↓

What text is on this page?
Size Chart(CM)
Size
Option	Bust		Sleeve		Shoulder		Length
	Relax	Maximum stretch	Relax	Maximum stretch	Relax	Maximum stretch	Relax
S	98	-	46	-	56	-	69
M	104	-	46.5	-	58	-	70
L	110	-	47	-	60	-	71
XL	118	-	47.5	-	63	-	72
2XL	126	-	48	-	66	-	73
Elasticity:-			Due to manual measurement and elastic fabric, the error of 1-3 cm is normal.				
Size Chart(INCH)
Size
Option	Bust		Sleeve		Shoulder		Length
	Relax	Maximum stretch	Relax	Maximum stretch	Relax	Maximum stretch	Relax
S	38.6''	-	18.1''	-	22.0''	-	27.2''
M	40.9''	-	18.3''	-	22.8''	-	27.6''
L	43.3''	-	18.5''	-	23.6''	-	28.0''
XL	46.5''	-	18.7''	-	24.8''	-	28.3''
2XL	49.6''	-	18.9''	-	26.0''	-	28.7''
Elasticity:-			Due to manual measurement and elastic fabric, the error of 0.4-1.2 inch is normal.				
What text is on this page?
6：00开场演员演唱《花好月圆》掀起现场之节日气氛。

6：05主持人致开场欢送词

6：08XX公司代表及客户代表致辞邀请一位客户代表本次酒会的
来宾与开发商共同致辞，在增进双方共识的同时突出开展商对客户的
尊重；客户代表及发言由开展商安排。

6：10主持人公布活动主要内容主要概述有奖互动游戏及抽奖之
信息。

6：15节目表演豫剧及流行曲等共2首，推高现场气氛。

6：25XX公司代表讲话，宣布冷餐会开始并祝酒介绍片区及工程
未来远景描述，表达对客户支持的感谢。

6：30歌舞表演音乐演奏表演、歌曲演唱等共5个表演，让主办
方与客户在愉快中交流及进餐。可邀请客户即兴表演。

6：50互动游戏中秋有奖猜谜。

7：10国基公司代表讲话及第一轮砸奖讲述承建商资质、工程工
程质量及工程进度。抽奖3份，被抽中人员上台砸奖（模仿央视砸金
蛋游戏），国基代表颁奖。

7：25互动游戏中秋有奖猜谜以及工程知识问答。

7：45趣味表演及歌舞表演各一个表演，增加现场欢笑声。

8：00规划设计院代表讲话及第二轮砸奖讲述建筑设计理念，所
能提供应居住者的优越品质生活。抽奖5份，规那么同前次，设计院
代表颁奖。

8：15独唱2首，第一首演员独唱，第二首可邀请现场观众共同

↑

* [Challenge] Please quote the records above exactly, without skipping a line.

* [Response]
What text is on this page?
Size Chart(CM)
Size
Option	Bust		Sleeve		Shoulder		Length
	Relax	Maximum stretch	Relax	Maximum stretch	Relax	Maximum stretch	Relax
S	98	-	46	-	56	-	69
M	104	-	46.5	-	58	-	70
L	110	-	47	-	60	-	71
XL	118	-	47.5	-	63	-	72
2XL	126	-	48	-	66	-	73
Elasticity:-			Due to manual measurement and elastic fabric, the error of 1-3 cm is normal.				
Size Chart(INCH)
Size
Option	Bust		Sleeve		Shoulder		Length
	Relax	Maximum stretch	Relax	Maximum stretch	Relax	Maximum stretch	Relax
S	38.6''	-	18.1''	-	22.0''	-	27.2''
M	40.9''	-	18.3''	-	22.8''	-	27.6''
L	43.3''	-	18.5''	-	23.6''	-	28.0''
XL	46.5''	-	18.7''	-	24.8''	-	28.3''
2XL	49.6''	-	18.9''	-	26.0''	-	28.7''
Elasticity:-			Due to manual measurement and elastic fabric, the error of 0.4-1.2 inch is normal.				
What text is on this page?
6：00开场演员演唱《花好月圆》掀起现场之节日气氛。

6：05主持人致开场欢送词

6：08XX公司代表及客户代表致辞邀请一位客户代表本次酒会的
来宾与开发商共同致辞，在增进双方共识的同时突出开展商对客户的
尊重；客户代表及发言由开展商安排。

6：10主持人公布活动主要内容主要概述有奖互动游戏及抽奖之
信息。

6：15节目表演豫剧及流行曲等共2首，推高现场气氛。

6：25XX公司代表讲话，宣布冷餐会开始并祝酒介绍片区及工程
未来远景描述，表达对客户支持的感谢。

6：30歌舞表演音乐演奏表演、歌曲演唱等共5个表演，让主办
方与客户在愉快中交流及进餐。可邀请客户即兴表演。

6：50互动游戏中秋有奖猜谜。

7：10国基公司代表讲话及第一轮砸奖讲述承建商资质、工程工
程质量及工程进度。抽奖3份，被抽中人员上台砸奖（模仿央视砸金
蛋游戏），国基代表颁奖。

7：25互动游戏中秋有奖猜谜以及工程知识问答。

7：45趣味表演及歌舞表演各一个表演，增加现场欢笑声。

8：00规划设计院代表讲话及第二轮砸奖讲述建筑设计理念，所
能提供应居住者的优越品质生活。抽奖5份，规那么同前次，设计院
代表颁奖。

8：15独唱2首，第一首演员独唱，第二首可邀请现场观众共同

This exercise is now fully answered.